Pick out the lines below with "lätta" and list them.

#### [Listed entries]
^^^^
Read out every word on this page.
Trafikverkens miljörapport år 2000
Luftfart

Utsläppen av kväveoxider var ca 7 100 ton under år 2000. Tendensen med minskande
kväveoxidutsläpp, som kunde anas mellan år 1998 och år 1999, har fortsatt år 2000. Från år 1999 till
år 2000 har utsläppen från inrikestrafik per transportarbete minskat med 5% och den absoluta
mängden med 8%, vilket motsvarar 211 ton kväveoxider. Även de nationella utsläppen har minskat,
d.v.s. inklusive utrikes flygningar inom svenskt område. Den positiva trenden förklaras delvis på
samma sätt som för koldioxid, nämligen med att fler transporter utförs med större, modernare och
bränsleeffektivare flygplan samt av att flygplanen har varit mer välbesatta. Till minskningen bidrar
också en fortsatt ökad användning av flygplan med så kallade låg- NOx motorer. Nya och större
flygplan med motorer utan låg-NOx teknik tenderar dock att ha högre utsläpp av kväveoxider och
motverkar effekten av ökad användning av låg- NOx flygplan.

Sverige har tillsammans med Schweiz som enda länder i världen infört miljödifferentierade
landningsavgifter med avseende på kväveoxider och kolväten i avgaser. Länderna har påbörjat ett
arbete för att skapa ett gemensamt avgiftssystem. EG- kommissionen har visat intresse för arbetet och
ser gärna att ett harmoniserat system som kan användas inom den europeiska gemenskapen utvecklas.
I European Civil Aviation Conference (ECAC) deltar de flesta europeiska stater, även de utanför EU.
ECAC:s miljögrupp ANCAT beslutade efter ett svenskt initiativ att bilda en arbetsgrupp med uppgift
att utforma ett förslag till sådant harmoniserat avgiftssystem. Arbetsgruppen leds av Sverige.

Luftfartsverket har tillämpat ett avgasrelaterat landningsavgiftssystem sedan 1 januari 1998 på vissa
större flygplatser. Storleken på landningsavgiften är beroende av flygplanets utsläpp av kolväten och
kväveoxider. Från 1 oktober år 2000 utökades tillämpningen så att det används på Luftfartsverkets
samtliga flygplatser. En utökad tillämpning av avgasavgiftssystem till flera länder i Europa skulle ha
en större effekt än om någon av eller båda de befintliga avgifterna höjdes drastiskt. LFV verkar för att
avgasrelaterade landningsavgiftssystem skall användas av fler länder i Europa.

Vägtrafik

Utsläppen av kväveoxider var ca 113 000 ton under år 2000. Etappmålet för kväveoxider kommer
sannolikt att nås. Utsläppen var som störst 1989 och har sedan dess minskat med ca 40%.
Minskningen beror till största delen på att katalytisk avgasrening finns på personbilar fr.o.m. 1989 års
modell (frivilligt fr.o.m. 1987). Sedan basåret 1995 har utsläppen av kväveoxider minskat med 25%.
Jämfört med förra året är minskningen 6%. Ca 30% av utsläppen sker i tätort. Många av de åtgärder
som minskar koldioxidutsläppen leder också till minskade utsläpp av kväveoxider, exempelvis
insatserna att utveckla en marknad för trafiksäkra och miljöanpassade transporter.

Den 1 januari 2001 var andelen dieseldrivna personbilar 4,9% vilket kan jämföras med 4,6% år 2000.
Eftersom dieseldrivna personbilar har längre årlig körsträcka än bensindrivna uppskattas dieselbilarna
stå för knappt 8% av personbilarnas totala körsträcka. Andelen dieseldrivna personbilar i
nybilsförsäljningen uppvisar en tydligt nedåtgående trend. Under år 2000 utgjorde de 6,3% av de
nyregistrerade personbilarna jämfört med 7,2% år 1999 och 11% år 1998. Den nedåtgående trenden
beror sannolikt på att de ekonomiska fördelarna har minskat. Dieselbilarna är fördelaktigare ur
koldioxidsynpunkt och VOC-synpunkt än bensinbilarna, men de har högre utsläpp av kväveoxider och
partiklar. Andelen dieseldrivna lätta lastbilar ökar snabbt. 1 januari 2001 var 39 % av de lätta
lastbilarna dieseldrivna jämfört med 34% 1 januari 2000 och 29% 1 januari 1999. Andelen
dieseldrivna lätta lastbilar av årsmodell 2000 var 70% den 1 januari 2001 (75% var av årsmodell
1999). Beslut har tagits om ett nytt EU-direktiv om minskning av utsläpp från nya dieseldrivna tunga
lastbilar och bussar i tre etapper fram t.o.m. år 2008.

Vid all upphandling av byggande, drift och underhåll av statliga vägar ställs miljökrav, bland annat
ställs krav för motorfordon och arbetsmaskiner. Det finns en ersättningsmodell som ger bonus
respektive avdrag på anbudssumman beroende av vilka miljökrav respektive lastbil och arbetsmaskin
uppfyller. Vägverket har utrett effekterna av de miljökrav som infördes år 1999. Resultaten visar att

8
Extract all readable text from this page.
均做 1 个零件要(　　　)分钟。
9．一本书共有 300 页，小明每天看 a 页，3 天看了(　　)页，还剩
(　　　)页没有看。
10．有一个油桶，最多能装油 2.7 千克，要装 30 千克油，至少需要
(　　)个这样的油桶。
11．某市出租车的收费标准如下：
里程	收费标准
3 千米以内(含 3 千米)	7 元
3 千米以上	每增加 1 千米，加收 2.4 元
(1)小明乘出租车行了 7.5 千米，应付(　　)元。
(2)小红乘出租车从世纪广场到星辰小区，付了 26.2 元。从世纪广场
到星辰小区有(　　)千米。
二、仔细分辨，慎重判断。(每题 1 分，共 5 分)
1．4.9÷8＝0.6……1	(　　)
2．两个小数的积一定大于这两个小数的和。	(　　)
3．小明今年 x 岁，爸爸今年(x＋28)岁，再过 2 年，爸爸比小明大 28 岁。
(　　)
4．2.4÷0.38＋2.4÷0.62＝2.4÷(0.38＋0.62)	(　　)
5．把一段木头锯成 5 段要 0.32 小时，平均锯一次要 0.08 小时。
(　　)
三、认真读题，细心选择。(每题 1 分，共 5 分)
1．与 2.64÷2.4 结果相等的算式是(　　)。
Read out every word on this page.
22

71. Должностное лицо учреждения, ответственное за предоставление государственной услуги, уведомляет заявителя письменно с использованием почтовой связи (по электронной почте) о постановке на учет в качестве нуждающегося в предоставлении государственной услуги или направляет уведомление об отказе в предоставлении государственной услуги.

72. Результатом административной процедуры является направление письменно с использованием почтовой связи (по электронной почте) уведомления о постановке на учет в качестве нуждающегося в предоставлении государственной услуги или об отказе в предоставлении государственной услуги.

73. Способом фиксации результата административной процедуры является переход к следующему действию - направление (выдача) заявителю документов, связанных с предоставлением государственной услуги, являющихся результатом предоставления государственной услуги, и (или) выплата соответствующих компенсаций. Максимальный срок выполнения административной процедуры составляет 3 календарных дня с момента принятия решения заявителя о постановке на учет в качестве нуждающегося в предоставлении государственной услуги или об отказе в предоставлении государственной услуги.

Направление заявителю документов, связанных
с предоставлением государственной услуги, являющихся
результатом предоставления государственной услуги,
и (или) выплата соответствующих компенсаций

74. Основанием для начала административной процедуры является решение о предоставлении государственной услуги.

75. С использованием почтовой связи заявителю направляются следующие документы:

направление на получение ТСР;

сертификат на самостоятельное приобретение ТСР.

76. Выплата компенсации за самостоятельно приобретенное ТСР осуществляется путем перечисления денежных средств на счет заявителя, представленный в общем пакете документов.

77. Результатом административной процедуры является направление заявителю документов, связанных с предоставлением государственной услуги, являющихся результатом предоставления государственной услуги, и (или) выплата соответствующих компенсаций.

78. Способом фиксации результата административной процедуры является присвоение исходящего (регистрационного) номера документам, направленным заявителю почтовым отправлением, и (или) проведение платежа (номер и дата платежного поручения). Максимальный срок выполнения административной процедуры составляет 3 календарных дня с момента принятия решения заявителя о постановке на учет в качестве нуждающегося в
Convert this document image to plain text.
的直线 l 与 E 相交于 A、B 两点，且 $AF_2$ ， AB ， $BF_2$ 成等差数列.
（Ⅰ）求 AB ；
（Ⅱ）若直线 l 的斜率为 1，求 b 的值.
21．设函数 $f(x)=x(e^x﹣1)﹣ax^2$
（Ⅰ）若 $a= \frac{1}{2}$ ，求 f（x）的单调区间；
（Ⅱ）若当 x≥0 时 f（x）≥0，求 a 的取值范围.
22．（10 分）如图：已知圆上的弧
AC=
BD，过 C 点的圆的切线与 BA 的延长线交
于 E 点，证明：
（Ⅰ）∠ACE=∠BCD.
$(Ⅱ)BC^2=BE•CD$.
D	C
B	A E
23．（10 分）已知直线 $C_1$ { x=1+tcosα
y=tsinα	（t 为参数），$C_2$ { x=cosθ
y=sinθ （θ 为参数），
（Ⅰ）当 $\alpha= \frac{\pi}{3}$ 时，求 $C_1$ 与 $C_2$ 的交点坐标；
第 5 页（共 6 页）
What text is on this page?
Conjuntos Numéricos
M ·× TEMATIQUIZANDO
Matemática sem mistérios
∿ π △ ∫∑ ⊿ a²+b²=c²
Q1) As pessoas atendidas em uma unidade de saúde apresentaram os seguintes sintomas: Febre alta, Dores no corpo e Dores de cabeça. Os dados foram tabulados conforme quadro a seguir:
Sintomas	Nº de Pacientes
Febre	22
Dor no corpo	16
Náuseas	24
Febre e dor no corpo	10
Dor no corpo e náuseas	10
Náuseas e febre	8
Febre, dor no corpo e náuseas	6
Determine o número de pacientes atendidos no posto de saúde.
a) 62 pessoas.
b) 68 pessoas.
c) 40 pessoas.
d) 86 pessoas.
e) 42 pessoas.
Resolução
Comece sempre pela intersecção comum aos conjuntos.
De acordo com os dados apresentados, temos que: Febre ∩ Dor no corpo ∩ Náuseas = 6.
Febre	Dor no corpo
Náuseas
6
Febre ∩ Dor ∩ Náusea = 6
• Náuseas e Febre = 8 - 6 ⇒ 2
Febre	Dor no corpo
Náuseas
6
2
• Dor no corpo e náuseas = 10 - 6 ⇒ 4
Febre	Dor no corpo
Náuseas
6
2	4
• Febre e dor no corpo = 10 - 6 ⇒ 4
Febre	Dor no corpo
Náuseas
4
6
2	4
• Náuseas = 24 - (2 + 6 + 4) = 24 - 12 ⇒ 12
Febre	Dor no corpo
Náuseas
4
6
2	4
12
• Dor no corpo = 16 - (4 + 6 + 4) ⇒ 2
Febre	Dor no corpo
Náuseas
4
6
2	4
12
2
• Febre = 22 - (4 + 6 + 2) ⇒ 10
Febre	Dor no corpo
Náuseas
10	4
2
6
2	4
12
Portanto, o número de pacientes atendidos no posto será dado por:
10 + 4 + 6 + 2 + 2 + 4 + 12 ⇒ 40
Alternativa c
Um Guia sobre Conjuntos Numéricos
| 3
^^^^
#### [Full solution]
partiklar. Andelen dieseldrivna lätta lastbilar ökar snabbt. 1 januari 2001 var 39 % av de lätta
dieseldrivna lätta lastbilar av årsmodell 2000 var 70% den 1 januari 2001 (75% var av årsmodell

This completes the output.